» Stated task: Repeat the data verbatim.

'''

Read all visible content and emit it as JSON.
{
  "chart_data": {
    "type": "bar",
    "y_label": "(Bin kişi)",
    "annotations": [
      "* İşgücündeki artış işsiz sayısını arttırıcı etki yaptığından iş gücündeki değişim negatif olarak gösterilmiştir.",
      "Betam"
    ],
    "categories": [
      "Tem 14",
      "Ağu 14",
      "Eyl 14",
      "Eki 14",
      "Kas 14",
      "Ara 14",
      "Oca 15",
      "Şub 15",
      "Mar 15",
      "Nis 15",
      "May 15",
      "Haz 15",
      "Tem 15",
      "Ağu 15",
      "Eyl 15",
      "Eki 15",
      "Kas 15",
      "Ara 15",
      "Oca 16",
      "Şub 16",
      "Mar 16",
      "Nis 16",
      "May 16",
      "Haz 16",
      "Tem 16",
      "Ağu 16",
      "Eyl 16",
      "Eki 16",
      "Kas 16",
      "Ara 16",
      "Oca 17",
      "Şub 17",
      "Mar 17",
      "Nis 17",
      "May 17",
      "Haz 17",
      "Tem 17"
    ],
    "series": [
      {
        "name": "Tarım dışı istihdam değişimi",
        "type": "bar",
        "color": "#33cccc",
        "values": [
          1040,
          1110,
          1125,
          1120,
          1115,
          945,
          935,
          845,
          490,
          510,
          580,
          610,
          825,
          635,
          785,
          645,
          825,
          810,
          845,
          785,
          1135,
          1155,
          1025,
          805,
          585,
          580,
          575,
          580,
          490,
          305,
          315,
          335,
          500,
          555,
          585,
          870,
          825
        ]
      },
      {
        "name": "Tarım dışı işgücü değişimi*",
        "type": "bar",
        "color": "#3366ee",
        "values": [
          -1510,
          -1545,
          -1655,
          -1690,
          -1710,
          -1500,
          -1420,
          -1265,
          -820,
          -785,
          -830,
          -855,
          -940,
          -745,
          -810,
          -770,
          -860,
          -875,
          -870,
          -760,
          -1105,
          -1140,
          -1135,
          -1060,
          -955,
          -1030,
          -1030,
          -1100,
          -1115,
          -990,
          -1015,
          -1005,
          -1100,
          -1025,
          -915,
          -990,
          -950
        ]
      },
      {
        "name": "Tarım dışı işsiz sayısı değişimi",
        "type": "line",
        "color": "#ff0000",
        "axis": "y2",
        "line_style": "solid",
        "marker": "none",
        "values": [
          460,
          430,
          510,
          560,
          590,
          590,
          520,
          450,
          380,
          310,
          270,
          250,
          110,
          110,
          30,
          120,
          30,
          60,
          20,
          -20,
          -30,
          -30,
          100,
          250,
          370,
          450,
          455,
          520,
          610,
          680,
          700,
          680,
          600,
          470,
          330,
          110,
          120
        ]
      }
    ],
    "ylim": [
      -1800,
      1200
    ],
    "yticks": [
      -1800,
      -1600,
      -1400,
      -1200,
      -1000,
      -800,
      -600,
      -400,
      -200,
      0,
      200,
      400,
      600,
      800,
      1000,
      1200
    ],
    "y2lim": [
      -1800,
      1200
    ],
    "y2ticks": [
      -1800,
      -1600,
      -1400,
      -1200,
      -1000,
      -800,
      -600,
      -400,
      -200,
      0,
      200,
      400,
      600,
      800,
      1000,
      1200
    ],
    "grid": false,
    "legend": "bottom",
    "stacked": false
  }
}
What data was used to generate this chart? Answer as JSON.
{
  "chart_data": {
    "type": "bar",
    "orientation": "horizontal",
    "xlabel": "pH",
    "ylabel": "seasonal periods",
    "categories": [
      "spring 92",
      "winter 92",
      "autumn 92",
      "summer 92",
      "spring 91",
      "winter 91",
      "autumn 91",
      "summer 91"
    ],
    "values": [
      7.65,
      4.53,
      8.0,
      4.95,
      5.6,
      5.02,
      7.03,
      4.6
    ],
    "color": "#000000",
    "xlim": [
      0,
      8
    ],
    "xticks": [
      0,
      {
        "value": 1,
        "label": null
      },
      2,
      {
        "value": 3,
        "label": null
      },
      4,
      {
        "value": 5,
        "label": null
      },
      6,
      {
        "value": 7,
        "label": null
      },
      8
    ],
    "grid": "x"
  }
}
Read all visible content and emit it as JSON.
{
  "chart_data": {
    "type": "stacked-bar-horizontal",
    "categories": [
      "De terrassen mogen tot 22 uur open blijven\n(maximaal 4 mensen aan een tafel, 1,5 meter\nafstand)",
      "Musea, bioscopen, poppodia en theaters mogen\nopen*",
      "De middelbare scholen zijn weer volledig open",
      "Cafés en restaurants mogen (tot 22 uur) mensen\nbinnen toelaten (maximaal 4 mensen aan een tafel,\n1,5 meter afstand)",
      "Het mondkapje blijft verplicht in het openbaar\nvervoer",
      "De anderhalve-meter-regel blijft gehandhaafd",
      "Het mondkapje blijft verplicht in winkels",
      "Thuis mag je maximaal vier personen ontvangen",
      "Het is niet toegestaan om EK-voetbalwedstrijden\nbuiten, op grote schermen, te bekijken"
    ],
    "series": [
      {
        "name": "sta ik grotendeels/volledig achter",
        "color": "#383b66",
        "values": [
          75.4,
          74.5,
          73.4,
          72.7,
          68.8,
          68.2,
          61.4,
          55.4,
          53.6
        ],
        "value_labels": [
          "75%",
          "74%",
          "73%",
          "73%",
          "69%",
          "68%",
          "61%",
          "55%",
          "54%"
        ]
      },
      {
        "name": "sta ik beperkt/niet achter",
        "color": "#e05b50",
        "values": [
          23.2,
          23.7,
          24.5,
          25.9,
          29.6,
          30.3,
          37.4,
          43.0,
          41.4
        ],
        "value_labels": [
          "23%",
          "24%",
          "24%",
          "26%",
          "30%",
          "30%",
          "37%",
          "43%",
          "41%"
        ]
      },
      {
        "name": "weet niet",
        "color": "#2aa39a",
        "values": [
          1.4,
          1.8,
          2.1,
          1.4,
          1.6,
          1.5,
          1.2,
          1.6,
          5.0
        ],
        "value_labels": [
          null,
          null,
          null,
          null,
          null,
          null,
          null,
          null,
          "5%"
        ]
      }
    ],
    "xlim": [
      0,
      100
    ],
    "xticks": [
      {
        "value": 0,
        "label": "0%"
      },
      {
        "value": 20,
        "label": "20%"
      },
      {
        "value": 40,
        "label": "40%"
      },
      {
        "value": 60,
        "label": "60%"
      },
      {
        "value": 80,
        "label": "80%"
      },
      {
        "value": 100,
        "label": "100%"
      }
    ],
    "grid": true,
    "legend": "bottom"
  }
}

'''

» Task response:
Read all visible content and emit it as JSON.
{
  "chart_data": {
    "type": "bar",
    "y_label": "(Bin kişi)",
    "annotations": [
      "* İşgücündeki artış işsiz sayısını arttırıcı etki yaptığından iş gücündeki değişim negatif olarak gösterilmiştir.",
      "Betam"
    ],
    "categories": [
      "Tem 14",
      "Ağu 14",
      "Eyl 14",
      "Eki 14",
      "Kas 14",
      "Ara 14",
      "Oca 15",
      "Şub 15",
      "Mar 15",
      "Nis 15",
      "May 15",
      "Haz 15",
      "Tem 15",
      "Ağu 15",
      "Eyl 15",
      "Eki 15",
      "Kas 15",
      "Ara 15",
      "Oca 16",
      "Şub 16",
      "Mar 16",
      "Nis 16",
      "May 16",
      "Haz 16",
      "Tem 16",
      "Ağu 16",
      "Eyl 16",
      "Eki 16",
      "Kas 16",
      "Ara 16",
      "Oca 17",
      "Şub 17",
      "Mar 17",
      "Nis 17",
      "May 17",
      "Haz 17",
      "Tem 17"
    ],
    "series": [
      {
        "name": "Tarım dışı istihdam değişimi",
        "type": "bar",
        "color": "#33cccc",
        "values": [
          1040,
          1110,
          1125,
          1120,
          1115,
          945,
          935,
          845,
          490,
          510,
          580,
          610,
          825,
          635,
          785,
          645,
          825,
          810,
          845,
          785,
          1135,
          1155,
          1025,
          805,
          585,
          580,
          575,
          580,
          490,
          305,
          315,
          335,
          500,
          555,
          585,
          870,
          825
        ]
      },
      {
        "name": "Tarım dışı işgücü değişimi*",
        "type": "bar",
        "color": "#3366ee",
        "values": [
          -1510,
          -1545,
          -1655,
          -1690,
          -1710,
          -1500,
          -1420,
          -1265,
          -820,
          -785,
          -830,
          -855,
          -940,
          -745,
          -810,
          -770,
          -860,
          -875,
          -870,
          -760,
          -1105,
          -1140,
          -1135,
          -1060,
          -955,
          -1030,
          -1030,
          -1100,
          -1115,
          -990,
          -1015,
          -1005,
          -1100,
          -1025,
          -915,
          -990,
          -950
        ]
      },
      {
        "name": "Tarım dışı işsiz sayısı değişimi",
        "type": "line",
        "color": "#ff0000",
        "axis": "y2",
        "line_style": "solid",
        "marker": "none",
        "values": [
          460,
          430,
          510,
          560,
          590,
          590,
          520,
          450,
          380,
          310,
          270,
          250,
          110,
          110,
          30,
          120,
          30,
          60,
          20,
          -20,
          -30,
          -30,
          100,
          250,
          370,
          450,
          455,
          520,
          610,
          680,
          700,
          680,
          600,
          470,
          330,
          110,
          120
        ]
      }
    ],
    "ylim": [
      -1800,
      1200
    ],
    "yticks": [
      -1800,
      -1600,
      -1400,
      -1200,
      -1000,
      -800,
      -600,
      -400,
      -200,
      0,
      200,
      400,
      600,
      800,
      1000,
      1200
    ],
    "y2lim": [
      -1800,
      1200
    ],
    "y2ticks": [
      -1800,
      -1600,
      -1400,
      -1200,
      -1000,
      -800,
      -600,
      -400,
      -200,
      0,
      200,
      400,
      600,
      800,
      1000,
      1200
    ],
    "grid": false,
    "legend": "bottom",
    "stacked": false
  }
}
What data was used to generate this chart? Answer as JSON.
{
  "chart_data": {
    "type": "bar",
    "orientation": "horizontal",
    "xlabel": "pH",
    "ylabel": "seasonal periods",
    "categories": [
      "spring 92",
      "winter 92",
      "autumn 92",
      "summer 92",
      "spring 91",
      "winter 91",
      "autumn 91",
      "summer 91"
    ],
    "values": [
      7.65,
      4.53,
      8.0,
      4.95,
      5.6,
      5.02,
      7.03,
      4.6
    ],
    "color": "#000000",
    "xlim": [
      0,
      8
    ],
    "xticks": [
      0,
      {
        "value": 1,
        "label": null
      },
      2,
      {
        "value": 3,
        "label": null
      },
      4,
      {
        "value": 5,
        "label": null
      },
      6,
      {
        "value": 7,
        "label": null
      },
      8
    ],
    "grid": "x"
  }
}
Read all visible content and emit it as JSON.
{
  "chart_data": {
    "type": "stacked-bar-horizontal",
    "categories": [
      "De terrassen mogen tot 22 uur open blijven\n(maximaal 4 mensen aan een tafel, 1,5 meter\nafstand)",
      "Musea, bioscopen, poppodia en theaters mogen\nopen*",
      "De middelbare scholen zijn weer volledig open",
      "Cafés en restaurants mogen (tot 22 uur) mensen\nbinnen toelaten (maximaal 4 mensen aan een tafel,\n1,5 meter afstand)",
      "Het mondkapje blijft verplicht in het openbaar\nvervoer",
      "De anderhalve-meter-regel blijft gehandhaafd",
      "Het mondkapje blijft verplicht in winkels",
      "Thuis mag je maximaal vier personen ontvangen",
      "Het is niet toegestaan om EK-voetbalwedstrijden\nbuiten, op grote schermen, te bekijken"
    ],
    "series": [
      {
        "name": "sta ik grotendeels/volledig achter",
        "color": "#383b66",
        "values": [
          75.4,
          74.5,
          73.4,
          72.7,
          68.8,
          68.2,
          61.4,
          55.4,
          53.6
        ],
        "value_labels": [
          "75%",
          "74%",
          "73%",
          "73%",
          "69%",
          "68%",
          "61%",
          "55%",
          "54%"
        ]
      },
      {
        "name": "sta ik beperkt/niet achter",
        "color": "#e05b50",
        "values": [
          23.2,
          23.7,
          24.5,
          25.9,
          29.6,
          30.3,
          37.4,
          43.0,
          41.4
        ],
        "value_labels": [
          "23%",
          "24%",
          "24%",
          "26%",
          "30%",
          "30%",
          "37%",
          "43%",
          "41%"
        ]
      },
      {
        "name": "weet niet",
        "color": "#2aa39a",
        "values": [
          1.4,
          1.8,
          2.1,
          1.4,
          1.6,
          1.5,
          1.2,
          1.6,
          5.0
        ],
        "value_labels": [
          null,
          null,
          null,
          null,
          null,
          null,
          null,
          null,
          "5%"
        ]
      }
    ],
    "xlim": [
      0,
      100
    ],
    "xticks": [
      {
        "value": 0,
        "label": "0%"
      },
      {
        "value": 20,
        "label": "20%"
      },
      {
        "value": 40,
        "label": "40%"
      },
      {
        "value": 60,
        "label": "60%"
      },
      {
        "value": 80,
        "label": "80%"
      },
      {
        "value": 100,
        "label": "100%"
      }
    ],
    "grid": true,
    "legend": "bottom"
  }
}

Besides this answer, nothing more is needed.